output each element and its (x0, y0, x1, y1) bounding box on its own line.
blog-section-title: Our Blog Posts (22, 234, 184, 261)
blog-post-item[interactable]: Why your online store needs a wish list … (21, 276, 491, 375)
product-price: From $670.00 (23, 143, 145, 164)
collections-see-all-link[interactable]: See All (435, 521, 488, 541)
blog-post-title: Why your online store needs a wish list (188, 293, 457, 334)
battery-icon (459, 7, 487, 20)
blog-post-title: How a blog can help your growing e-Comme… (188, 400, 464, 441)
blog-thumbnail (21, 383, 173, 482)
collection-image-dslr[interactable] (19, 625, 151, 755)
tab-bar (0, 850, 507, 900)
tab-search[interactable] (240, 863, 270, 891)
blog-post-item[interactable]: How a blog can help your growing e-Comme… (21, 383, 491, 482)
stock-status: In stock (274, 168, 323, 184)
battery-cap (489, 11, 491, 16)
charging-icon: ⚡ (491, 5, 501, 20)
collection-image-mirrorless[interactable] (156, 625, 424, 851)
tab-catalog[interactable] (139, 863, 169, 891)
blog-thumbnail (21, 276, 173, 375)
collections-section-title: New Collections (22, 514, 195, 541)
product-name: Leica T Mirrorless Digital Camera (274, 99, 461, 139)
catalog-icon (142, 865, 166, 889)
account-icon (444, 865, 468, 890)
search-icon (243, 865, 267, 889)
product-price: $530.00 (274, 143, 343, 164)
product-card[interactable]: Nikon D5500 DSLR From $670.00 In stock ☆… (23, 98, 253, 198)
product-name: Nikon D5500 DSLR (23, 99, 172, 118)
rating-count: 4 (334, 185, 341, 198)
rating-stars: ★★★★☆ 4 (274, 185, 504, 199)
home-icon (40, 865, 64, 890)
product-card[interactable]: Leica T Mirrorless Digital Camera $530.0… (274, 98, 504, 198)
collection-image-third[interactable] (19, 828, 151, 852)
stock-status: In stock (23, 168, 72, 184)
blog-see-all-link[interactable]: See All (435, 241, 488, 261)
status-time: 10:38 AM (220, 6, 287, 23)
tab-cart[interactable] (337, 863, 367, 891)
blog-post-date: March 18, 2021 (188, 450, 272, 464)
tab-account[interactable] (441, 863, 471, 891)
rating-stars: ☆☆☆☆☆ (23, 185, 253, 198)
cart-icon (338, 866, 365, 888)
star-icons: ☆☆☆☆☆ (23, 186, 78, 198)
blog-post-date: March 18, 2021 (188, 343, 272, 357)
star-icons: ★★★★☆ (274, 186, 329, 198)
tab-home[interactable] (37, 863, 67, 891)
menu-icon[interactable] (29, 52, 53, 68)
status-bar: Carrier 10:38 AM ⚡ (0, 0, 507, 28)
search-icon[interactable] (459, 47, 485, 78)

* **What is needed**
List every line in the entries above that contains the word "From".

* **Correct answer**
product-price: From $670.00 (23, 143, 145, 164)
product-card[interactable]: Nikon D5500 DSLR From $670.00 In stock ☆… (23, 98, 253, 198)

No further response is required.